- [Do this]:
Copy each line of the data below with the word "متقاضی".

[Saved entries]
# # # #

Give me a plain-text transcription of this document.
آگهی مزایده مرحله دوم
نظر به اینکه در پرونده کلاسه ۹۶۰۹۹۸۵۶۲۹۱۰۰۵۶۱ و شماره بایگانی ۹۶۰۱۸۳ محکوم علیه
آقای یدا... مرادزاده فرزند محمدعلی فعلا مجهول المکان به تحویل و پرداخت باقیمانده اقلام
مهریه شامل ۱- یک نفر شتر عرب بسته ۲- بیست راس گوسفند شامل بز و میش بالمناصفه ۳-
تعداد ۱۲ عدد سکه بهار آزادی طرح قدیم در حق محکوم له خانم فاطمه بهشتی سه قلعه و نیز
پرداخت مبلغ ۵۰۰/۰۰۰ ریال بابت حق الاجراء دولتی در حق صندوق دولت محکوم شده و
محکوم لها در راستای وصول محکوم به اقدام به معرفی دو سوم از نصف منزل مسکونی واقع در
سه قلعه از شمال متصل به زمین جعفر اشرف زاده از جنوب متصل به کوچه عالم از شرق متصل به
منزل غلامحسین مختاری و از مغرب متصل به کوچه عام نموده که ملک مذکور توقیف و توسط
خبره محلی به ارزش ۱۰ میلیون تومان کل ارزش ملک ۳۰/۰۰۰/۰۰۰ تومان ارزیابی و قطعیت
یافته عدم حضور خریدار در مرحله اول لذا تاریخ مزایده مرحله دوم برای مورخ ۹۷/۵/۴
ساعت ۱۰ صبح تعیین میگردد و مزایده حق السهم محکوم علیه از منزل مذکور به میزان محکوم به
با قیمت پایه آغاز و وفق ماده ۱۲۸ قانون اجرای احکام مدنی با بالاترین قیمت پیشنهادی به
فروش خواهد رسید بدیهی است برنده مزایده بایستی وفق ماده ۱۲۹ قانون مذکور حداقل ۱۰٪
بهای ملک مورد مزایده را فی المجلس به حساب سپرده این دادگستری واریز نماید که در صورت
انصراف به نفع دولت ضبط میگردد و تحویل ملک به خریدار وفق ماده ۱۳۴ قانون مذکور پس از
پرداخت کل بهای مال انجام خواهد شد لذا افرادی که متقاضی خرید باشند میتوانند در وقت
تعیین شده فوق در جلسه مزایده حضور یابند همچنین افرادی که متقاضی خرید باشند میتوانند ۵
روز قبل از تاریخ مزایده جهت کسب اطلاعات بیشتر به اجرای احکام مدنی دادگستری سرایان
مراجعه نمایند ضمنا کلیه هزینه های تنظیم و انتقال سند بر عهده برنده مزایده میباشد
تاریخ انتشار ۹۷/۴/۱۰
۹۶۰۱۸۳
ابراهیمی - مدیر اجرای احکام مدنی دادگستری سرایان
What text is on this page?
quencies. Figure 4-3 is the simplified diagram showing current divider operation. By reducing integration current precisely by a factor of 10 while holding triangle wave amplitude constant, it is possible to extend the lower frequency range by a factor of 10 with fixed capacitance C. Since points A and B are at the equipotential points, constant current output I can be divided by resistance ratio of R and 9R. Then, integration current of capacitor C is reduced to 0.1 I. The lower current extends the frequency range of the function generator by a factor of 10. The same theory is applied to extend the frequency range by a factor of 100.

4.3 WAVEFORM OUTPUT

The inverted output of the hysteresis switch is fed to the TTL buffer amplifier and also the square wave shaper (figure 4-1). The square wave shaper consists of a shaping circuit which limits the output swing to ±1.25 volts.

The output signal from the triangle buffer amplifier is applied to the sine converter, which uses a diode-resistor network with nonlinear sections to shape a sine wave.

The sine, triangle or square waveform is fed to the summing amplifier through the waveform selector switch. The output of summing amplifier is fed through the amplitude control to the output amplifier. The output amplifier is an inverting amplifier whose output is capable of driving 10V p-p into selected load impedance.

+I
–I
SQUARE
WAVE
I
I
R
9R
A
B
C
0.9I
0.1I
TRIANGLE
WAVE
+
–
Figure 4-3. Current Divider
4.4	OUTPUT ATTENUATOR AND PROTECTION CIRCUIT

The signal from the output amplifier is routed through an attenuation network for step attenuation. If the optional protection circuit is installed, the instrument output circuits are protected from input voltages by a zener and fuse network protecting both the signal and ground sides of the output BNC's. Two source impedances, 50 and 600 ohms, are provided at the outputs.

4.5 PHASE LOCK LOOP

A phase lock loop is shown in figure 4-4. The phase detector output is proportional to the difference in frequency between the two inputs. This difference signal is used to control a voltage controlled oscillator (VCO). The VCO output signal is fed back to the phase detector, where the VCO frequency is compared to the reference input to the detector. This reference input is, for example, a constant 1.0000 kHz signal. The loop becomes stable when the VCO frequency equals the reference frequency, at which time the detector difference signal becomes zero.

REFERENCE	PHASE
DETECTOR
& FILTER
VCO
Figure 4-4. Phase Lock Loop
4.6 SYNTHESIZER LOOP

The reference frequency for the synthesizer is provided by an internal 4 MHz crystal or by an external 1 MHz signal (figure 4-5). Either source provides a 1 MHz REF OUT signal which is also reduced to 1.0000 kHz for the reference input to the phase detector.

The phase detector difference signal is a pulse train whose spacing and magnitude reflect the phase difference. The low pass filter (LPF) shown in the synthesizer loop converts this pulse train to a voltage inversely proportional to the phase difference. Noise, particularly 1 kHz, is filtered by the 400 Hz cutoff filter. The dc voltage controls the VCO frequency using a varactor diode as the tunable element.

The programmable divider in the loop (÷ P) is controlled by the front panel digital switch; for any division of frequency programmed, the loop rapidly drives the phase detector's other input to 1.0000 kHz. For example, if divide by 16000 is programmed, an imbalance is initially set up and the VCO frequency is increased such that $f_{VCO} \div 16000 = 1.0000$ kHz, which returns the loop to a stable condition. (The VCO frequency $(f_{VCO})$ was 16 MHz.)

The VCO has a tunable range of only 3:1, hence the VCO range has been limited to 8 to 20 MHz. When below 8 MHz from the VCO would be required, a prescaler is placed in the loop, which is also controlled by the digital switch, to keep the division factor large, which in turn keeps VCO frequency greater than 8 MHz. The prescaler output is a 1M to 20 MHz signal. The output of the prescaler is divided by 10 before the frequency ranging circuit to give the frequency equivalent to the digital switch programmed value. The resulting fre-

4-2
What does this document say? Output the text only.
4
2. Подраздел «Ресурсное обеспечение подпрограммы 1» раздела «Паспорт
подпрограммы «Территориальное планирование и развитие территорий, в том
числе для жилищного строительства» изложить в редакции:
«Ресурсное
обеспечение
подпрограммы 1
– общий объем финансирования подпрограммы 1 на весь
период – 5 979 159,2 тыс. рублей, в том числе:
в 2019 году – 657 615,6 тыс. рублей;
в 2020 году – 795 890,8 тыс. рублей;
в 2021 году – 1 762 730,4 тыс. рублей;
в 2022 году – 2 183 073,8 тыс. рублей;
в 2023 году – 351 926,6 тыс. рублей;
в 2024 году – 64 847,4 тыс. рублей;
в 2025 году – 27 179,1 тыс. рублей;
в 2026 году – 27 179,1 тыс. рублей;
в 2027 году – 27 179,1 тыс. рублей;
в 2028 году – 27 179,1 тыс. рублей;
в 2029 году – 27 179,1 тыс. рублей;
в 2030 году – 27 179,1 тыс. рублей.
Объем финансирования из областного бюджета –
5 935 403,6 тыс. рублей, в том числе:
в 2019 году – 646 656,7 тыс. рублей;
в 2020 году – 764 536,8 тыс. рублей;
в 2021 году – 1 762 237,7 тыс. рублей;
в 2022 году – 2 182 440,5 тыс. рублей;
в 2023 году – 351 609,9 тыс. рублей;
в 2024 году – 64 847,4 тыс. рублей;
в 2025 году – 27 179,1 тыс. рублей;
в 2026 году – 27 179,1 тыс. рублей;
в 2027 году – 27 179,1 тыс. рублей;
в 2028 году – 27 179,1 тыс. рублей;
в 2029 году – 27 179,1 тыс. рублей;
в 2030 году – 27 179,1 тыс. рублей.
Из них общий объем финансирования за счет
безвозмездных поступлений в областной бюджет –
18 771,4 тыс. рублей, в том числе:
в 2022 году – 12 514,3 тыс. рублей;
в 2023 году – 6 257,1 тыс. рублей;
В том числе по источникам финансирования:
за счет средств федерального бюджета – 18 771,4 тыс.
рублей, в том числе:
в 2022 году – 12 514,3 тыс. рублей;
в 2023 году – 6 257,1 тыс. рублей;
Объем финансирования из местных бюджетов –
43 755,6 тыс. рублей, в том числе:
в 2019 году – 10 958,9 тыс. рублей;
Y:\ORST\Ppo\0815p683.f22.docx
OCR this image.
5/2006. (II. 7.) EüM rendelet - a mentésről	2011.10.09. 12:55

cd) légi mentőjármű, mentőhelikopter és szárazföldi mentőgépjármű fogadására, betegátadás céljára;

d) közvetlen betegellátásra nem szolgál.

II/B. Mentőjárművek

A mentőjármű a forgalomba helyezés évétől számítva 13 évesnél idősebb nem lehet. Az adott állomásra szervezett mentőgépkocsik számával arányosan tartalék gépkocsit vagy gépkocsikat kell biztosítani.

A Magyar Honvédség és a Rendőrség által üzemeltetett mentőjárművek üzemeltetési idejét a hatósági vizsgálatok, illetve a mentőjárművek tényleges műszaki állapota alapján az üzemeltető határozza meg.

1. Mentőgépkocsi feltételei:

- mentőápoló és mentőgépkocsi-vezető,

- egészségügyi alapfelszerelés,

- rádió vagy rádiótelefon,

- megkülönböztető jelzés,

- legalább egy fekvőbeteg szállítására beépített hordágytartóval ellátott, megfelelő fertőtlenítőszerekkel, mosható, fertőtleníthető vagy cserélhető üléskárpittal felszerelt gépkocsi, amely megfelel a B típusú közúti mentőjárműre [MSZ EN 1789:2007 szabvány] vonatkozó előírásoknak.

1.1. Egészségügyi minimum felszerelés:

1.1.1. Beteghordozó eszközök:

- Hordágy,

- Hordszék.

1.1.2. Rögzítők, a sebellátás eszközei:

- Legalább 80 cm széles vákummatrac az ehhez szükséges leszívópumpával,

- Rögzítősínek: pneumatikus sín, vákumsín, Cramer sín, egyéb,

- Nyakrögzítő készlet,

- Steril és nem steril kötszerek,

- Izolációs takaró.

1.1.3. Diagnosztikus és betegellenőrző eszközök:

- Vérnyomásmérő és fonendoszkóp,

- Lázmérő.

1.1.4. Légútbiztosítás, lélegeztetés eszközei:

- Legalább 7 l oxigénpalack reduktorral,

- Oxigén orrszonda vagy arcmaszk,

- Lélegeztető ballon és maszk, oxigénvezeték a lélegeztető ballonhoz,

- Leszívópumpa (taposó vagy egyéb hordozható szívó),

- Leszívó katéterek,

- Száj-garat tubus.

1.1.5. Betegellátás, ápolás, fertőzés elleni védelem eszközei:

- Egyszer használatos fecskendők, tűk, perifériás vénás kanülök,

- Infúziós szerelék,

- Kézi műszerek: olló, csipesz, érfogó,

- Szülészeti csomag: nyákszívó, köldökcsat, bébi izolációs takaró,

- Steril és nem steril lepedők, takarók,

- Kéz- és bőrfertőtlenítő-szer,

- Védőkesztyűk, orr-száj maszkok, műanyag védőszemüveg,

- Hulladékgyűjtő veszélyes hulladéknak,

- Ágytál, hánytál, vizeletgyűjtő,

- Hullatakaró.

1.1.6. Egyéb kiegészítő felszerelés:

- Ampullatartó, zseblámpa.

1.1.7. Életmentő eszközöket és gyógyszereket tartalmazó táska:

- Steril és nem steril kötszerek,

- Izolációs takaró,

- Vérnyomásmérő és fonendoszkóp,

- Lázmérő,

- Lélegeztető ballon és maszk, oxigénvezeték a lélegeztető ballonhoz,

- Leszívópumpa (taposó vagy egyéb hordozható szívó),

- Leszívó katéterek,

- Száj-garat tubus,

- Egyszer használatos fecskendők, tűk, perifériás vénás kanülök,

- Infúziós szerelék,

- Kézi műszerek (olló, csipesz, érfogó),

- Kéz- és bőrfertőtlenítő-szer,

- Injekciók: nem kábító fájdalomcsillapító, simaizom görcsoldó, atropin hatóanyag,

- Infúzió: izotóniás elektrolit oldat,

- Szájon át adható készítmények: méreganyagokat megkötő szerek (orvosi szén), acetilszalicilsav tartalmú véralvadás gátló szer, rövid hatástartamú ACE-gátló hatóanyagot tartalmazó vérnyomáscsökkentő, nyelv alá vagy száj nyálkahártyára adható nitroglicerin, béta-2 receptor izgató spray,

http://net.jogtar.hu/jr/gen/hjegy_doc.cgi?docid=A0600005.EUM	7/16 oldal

# # # #

- [Correct output]:
پرداخت کل بهای مال انجام خواهد شد لذا افرادی که متقاضی خرید باشند میتوانند در وقت
تعیین شده فوق در جلسه مزایده حضور یابند همچنین افرادی که متقاضی خرید باشند میتوانند ۵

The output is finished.